→ **GIVEN REQUEST**
Pull every "若干问题的解释" line out of the data below.

◆ ◆ ◆ ◆

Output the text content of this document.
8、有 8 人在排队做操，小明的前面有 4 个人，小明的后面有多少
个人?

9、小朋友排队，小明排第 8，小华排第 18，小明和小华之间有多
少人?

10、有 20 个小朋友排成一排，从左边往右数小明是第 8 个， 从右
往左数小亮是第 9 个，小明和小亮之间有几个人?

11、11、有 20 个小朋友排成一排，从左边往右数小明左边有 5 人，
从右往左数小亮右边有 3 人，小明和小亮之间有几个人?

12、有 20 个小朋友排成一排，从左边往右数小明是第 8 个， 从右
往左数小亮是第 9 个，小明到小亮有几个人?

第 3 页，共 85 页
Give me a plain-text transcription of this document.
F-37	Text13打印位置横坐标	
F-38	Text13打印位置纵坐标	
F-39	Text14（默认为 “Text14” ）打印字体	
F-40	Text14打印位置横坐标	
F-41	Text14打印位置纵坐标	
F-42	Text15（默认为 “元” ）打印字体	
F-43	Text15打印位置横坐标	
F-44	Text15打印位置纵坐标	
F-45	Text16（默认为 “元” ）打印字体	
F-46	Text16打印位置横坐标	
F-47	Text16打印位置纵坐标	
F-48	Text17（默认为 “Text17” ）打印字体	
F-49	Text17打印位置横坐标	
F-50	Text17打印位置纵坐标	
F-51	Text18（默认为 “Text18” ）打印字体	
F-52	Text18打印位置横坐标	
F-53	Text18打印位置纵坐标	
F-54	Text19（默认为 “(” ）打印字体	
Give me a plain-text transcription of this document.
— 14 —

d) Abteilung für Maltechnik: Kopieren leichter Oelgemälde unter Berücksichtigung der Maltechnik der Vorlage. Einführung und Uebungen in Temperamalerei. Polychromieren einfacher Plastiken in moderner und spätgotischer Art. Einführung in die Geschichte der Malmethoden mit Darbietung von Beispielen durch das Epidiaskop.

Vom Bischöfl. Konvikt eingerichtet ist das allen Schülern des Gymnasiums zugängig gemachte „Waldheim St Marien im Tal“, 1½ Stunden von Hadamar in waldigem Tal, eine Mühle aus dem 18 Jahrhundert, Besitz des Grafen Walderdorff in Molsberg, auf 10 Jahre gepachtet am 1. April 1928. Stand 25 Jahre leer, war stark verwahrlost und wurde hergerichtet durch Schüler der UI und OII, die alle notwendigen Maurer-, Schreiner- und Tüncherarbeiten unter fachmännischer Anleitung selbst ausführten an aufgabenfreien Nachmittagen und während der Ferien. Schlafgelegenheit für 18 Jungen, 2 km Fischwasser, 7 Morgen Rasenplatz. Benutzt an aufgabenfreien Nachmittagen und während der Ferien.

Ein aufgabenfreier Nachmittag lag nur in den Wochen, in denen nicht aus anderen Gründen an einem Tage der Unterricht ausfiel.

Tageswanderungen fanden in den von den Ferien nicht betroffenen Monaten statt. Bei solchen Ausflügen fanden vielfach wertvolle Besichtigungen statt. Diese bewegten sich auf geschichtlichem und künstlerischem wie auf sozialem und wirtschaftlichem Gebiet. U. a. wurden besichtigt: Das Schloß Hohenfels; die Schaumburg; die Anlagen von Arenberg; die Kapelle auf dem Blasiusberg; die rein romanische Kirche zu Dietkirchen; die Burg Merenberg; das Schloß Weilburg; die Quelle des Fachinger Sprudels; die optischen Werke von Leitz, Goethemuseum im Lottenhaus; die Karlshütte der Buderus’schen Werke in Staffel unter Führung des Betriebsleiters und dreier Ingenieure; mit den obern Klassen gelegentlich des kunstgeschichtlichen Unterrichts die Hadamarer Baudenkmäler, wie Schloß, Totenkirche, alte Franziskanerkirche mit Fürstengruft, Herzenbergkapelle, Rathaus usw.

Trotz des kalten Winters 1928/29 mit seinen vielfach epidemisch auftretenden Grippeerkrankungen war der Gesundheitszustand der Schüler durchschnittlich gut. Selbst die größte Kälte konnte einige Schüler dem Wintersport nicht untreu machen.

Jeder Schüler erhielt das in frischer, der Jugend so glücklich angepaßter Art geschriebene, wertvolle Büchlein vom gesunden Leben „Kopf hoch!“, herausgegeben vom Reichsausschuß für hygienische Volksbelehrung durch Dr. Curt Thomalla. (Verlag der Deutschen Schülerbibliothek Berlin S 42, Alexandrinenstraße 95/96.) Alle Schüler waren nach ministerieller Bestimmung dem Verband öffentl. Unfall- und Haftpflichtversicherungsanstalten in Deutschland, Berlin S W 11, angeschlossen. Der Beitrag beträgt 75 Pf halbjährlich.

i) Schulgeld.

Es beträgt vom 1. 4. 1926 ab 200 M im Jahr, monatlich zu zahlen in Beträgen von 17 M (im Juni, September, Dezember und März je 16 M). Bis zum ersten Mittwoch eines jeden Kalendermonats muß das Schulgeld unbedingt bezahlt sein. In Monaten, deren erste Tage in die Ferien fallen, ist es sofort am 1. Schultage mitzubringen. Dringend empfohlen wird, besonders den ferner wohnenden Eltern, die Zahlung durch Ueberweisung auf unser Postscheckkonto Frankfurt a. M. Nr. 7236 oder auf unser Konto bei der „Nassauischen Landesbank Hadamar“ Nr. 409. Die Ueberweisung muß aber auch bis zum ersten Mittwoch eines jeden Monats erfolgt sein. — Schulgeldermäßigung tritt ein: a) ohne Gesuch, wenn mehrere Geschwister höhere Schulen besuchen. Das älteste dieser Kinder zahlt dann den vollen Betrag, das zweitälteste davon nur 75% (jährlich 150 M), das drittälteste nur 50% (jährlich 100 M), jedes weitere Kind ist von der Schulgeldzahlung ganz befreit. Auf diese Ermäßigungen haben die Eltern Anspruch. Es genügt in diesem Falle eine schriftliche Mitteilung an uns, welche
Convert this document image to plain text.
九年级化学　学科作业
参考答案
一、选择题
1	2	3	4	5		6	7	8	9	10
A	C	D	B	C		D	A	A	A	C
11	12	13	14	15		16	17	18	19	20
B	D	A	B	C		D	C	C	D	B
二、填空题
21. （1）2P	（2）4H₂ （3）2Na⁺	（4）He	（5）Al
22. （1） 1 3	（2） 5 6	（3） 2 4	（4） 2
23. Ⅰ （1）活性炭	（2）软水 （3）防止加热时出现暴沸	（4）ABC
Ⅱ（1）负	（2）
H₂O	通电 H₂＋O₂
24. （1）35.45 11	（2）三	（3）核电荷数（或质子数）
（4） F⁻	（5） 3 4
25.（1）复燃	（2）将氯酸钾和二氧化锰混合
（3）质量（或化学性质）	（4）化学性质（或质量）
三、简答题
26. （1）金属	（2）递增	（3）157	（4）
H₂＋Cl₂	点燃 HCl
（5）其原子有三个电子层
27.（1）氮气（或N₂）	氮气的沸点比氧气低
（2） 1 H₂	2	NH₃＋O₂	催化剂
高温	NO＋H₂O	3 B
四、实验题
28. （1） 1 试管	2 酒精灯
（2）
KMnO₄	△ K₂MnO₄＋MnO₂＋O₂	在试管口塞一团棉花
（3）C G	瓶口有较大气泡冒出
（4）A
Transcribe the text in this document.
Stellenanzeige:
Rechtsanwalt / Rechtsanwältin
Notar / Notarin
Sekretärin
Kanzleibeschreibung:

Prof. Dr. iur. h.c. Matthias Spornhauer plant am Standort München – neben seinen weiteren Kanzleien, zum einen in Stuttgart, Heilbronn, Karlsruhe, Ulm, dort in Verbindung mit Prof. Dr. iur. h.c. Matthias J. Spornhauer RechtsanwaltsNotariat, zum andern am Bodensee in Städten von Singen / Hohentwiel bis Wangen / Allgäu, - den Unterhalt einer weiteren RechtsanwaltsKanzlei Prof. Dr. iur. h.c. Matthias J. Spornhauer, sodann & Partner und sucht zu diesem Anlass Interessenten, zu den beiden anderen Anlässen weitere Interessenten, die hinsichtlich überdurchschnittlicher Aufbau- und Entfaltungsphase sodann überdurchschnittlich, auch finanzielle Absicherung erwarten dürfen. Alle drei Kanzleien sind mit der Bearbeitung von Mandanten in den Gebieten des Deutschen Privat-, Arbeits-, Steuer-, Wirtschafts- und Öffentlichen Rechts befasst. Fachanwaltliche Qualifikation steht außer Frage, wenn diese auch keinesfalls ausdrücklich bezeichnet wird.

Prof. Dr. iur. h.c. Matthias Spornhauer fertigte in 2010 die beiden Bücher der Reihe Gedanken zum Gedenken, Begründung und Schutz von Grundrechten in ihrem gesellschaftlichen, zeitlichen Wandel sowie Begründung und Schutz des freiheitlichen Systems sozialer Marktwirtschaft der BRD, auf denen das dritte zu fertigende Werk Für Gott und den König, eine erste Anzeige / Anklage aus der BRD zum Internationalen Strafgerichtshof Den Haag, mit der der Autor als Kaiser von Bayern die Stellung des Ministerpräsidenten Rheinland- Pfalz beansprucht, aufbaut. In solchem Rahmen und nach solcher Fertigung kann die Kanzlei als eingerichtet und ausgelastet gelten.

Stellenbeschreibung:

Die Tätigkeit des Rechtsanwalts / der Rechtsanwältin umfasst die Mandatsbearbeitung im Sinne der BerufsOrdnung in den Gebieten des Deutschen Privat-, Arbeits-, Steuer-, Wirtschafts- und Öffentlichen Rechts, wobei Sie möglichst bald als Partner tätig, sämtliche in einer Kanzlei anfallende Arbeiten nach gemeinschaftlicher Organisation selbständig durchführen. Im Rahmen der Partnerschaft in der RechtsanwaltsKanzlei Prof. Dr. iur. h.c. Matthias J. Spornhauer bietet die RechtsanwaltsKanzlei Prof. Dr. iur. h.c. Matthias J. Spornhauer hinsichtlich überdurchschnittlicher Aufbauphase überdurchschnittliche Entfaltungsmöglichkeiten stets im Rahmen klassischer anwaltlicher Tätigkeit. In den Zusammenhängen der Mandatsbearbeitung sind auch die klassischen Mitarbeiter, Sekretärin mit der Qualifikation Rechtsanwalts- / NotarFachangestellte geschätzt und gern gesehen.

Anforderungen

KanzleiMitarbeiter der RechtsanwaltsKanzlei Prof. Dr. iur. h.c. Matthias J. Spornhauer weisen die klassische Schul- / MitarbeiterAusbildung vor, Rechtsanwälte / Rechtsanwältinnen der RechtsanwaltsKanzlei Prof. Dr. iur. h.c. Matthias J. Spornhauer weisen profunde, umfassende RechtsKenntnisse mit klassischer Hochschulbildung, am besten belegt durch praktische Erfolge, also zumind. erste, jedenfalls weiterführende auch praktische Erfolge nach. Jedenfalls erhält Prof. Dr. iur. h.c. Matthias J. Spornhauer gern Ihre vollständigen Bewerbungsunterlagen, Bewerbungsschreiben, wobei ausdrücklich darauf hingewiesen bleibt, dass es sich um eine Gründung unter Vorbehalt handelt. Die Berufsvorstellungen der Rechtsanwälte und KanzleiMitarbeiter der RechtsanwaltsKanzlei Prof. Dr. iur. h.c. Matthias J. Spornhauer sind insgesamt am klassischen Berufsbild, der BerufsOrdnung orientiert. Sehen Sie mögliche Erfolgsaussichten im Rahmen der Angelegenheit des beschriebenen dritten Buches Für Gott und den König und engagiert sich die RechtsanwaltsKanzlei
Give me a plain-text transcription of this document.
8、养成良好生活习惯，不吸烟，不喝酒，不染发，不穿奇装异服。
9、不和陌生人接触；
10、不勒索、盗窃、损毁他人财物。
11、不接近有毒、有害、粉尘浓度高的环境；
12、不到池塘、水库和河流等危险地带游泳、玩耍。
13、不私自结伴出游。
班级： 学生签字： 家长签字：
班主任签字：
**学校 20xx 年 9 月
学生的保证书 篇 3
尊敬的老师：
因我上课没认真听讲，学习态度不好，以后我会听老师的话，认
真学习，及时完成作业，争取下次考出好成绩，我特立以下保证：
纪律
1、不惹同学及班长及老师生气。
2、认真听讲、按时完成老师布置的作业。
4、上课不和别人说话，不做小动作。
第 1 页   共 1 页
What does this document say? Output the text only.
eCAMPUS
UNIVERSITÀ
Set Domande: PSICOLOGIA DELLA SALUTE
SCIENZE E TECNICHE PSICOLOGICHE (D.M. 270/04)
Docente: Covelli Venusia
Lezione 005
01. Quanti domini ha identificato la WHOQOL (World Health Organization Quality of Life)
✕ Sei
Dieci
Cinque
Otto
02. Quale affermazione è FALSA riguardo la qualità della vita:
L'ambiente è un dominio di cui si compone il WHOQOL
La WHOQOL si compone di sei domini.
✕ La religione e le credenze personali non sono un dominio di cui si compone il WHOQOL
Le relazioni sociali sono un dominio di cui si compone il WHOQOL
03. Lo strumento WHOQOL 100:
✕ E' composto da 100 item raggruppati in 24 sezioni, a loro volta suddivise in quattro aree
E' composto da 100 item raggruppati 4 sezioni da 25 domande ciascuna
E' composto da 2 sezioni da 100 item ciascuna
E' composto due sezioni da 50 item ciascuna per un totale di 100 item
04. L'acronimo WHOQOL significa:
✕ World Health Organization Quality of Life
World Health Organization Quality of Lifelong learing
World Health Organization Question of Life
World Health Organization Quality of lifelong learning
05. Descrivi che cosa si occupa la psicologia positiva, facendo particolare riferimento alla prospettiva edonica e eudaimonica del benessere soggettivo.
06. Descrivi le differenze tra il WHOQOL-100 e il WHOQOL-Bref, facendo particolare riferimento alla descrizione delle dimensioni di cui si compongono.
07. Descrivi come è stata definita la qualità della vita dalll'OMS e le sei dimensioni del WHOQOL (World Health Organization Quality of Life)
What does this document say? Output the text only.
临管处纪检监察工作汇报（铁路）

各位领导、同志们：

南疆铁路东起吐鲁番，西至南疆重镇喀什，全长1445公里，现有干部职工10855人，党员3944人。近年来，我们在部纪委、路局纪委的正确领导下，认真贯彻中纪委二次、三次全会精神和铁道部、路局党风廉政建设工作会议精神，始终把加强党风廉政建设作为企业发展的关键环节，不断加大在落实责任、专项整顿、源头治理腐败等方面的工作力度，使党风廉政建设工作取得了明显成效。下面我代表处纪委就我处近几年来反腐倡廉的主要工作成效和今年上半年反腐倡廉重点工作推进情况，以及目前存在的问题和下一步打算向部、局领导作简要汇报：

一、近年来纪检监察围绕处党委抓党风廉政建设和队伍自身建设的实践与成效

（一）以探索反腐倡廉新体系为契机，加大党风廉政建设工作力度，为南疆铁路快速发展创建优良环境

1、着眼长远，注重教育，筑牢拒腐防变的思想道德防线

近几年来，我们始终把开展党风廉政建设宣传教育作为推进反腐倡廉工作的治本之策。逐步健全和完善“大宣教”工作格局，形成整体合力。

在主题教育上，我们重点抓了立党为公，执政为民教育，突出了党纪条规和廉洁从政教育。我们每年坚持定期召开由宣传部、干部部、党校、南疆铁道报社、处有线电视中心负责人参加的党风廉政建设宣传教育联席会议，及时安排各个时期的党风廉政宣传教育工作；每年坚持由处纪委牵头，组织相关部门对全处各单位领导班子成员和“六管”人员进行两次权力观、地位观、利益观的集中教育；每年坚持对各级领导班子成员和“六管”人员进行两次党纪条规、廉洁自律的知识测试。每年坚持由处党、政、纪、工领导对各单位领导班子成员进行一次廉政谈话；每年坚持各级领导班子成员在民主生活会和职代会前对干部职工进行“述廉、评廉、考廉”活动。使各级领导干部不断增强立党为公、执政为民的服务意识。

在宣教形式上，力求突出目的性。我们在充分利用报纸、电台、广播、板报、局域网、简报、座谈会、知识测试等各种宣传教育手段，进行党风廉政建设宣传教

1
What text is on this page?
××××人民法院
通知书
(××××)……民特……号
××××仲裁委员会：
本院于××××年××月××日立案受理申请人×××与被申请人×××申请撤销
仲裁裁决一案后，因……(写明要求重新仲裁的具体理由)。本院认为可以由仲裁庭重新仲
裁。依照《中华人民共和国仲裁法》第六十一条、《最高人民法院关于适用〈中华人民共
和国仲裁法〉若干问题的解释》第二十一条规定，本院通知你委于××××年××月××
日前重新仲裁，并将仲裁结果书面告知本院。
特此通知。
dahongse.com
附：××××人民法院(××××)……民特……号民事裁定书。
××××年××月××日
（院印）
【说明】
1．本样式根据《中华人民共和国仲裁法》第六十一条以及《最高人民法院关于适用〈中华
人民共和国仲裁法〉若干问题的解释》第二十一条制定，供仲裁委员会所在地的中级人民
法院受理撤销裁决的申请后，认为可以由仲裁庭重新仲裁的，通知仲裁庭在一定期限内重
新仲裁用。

◆ ◆ ◆ ◆

→ **CORRECT RESULT**
和国仲裁法〉若干问题的解释》第二十一条规定，本院通知你委于××××年××月××
人民共和国仲裁法〉若干问题的解释》第二十一条制定，供仲裁委员会所在地的中级人民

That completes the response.